* Stated goal: Reproduce the data exactly.

Dataset excerpt
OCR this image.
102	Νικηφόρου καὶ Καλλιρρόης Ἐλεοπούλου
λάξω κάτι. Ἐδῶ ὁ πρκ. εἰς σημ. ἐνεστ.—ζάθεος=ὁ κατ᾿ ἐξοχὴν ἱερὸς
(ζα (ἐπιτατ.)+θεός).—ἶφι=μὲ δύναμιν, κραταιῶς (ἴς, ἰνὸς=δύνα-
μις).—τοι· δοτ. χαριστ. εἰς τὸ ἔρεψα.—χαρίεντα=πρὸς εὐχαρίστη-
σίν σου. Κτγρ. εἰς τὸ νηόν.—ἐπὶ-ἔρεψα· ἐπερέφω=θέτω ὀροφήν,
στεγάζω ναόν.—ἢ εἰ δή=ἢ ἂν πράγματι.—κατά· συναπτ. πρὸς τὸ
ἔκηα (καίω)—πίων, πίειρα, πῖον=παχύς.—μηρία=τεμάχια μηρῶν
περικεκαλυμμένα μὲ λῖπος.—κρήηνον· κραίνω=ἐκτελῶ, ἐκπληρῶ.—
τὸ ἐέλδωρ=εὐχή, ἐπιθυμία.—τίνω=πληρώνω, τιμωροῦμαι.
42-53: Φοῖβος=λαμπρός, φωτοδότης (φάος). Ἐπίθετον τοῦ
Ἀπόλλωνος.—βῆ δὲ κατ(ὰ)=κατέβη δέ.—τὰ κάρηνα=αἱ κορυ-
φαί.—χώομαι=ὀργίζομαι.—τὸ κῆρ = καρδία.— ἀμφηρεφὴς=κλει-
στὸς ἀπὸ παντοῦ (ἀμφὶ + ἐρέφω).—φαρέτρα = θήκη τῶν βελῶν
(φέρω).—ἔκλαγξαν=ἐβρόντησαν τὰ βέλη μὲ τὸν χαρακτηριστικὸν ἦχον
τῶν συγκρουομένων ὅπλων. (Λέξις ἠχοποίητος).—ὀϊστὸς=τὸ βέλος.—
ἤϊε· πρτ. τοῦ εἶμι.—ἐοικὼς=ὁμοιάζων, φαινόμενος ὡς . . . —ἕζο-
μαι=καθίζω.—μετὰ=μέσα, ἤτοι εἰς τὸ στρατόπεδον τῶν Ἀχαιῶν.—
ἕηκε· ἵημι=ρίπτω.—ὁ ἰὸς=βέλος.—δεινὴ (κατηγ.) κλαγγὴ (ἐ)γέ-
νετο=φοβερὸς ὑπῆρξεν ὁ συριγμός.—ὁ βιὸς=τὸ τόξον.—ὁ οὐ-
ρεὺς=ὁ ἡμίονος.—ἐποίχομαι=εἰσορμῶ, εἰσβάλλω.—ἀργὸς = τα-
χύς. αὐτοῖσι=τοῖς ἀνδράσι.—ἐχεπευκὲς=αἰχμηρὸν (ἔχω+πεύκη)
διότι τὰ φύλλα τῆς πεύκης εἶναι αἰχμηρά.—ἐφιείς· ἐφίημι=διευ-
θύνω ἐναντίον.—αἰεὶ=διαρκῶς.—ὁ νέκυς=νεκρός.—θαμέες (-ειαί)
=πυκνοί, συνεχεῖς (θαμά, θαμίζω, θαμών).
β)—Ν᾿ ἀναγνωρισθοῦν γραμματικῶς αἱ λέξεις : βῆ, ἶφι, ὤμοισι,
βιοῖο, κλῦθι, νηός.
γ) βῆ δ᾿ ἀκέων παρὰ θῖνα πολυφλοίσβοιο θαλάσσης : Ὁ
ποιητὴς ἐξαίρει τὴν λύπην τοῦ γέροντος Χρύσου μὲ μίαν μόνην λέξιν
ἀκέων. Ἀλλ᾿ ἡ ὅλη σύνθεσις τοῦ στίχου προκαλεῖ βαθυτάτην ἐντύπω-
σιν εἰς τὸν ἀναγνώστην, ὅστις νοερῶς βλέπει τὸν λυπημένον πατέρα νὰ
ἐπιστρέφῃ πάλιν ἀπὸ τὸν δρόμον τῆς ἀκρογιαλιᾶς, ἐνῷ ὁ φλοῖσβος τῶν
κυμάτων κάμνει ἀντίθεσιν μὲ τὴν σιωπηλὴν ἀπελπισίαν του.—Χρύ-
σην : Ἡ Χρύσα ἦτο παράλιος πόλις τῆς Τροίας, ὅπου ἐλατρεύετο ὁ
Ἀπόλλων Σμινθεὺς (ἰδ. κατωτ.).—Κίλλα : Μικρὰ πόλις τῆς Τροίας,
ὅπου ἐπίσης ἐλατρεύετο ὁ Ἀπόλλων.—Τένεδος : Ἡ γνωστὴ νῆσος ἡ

* Task output:
OCR this image.
102	Νικηφόρου καὶ Καλλιρρόης Ἐλεοπούλου
λάξω κάτι. Ἐδῶ ὁ πρκ. εἰς σημ. ἐνεστ.—ζάθεος=ὁ κατ᾿ ἐξοχὴν ἱερὸς
(ζα (ἐπιτατ.)+θεός).—ἶφι=μὲ δύναμιν, κραταιῶς (ἴς, ἰνὸς=δύνα-
μις).—τοι· δοτ. χαριστ. εἰς τὸ ἔρεψα.—χαρίεντα=πρὸς εὐχαρίστη-
σίν σου. Κτγρ. εἰς τὸ νηόν.—ἐπὶ-ἔρεψα· ἐπερέφω=θέτω ὀροφήν,
στεγάζω ναόν.—ἢ εἰ δή=ἢ ἂν πράγματι.—κατά· συναπτ. πρὸς τὸ
ἔκηα (καίω)—πίων, πίειρα, πῖον=παχύς.—μηρία=τεμάχια μηρῶν
περικεκαλυμμένα μὲ λῖπος.—κρήηνον· κραίνω=ἐκτελῶ, ἐκπληρῶ.—
τὸ ἐέλδωρ=εὐχή, ἐπιθυμία.—τίνω=πληρώνω, τιμωροῦμαι.
42-53: Φοῖβος=λαμπρός, φωτοδότης (φάος). Ἐπίθετον τοῦ
Ἀπόλλωνος.—βῆ δὲ κατ(ὰ)=κατέβη δέ.—τὰ κάρηνα=αἱ κορυ-
φαί.—χώομαι=ὀργίζομαι.—τὸ κῆρ = καρδία.— ἀμφηρεφὴς=κλει-
στὸς ἀπὸ παντοῦ (ἀμφὶ + ἐρέφω).—φαρέτρα = θήκη τῶν βελῶν
(φέρω).—ἔκλαγξαν=ἐβρόντησαν τὰ βέλη μὲ τὸν χαρακτηριστικὸν ἦχον
τῶν συγκρουομένων ὅπλων. (Λέξις ἠχοποίητος).—ὀϊστὸς=τὸ βέλος.—
ἤϊε· πρτ. τοῦ εἶμι.—ἐοικὼς=ὁμοιάζων, φαινόμενος ὡς . . . —ἕζο-
μαι=καθίζω.—μετὰ=μέσα, ἤτοι εἰς τὸ στρατόπεδον τῶν Ἀχαιῶν.—
ἕηκε· ἵημι=ρίπτω.—ὁ ἰὸς=βέλος.—δεινὴ (κατηγ.) κλαγγὴ (ἐ)γέ-
νετο=φοβερὸς ὑπῆρξεν ὁ συριγμός.—ὁ βιὸς=τὸ τόξον.—ὁ οὐ-
ρεὺς=ὁ ἡμίονος.—ἐποίχομαι=εἰσορμῶ, εἰσβάλλω.—ἀργὸς = τα-
χύς. αὐτοῖσι=τοῖς ἀνδράσι.—ἐχεπευκὲς=αἰχμηρὸν (ἔχω+πεύκη)
διότι τὰ φύλλα τῆς πεύκης εἶναι αἰχμηρά.—ἐφιείς· ἐφίημι=διευ-
θύνω ἐναντίον.—αἰεὶ=διαρκῶς.—ὁ νέκυς=νεκρός.—θαμέες (-ειαί)
=πυκνοί, συνεχεῖς (θαμά, θαμίζω, θαμών).
β)—Ν᾿ ἀναγνωρισθοῦν γραμματικῶς αἱ λέξεις : βῆ, ἶφι, ὤμοισι,
βιοῖο, κλῦθι, νηός.
γ) βῆ δ᾿ ἀκέων παρὰ θῖνα πολυφλοίσβοιο θαλάσσης : Ὁ
ποιητὴς ἐξαίρει τὴν λύπην τοῦ γέροντος Χρύσου μὲ μίαν μόνην λέξιν
ἀκέων. Ἀλλ᾿ ἡ ὅλη σύνθεσις τοῦ στίχου προκαλεῖ βαθυτάτην ἐντύπω-
σιν εἰς τὸν ἀναγνώστην, ὅστις νοερῶς βλέπει τὸν λυπημένον πατέρα νὰ
ἐπιστρέφῃ πάλιν ἀπὸ τὸν δρόμον τῆς ἀκρογιαλιᾶς, ἐνῷ ὁ φλοῖσβος τῶν
κυμάτων κάμνει ἀντίθεσιν μὲ τὴν σιωπηλὴν ἀπελπισίαν του.—Χρύ-
σην : Ἡ Χρύσα ἦτο παράλιος πόλις τῆς Τροίας, ὅπου ἐλατρεύετο ὁ
Ἀπόλλων Σμινθεὺς (ἰδ. κατωτ.).—Κίλλα : Μικρὰ πόλις τῆς Τροίας,
ὅπου ἐπίσης ἐλατρεύετο ὁ Ἀπόλλων.—Τένεδος : Ἡ γνωστὴ νῆσος ἡ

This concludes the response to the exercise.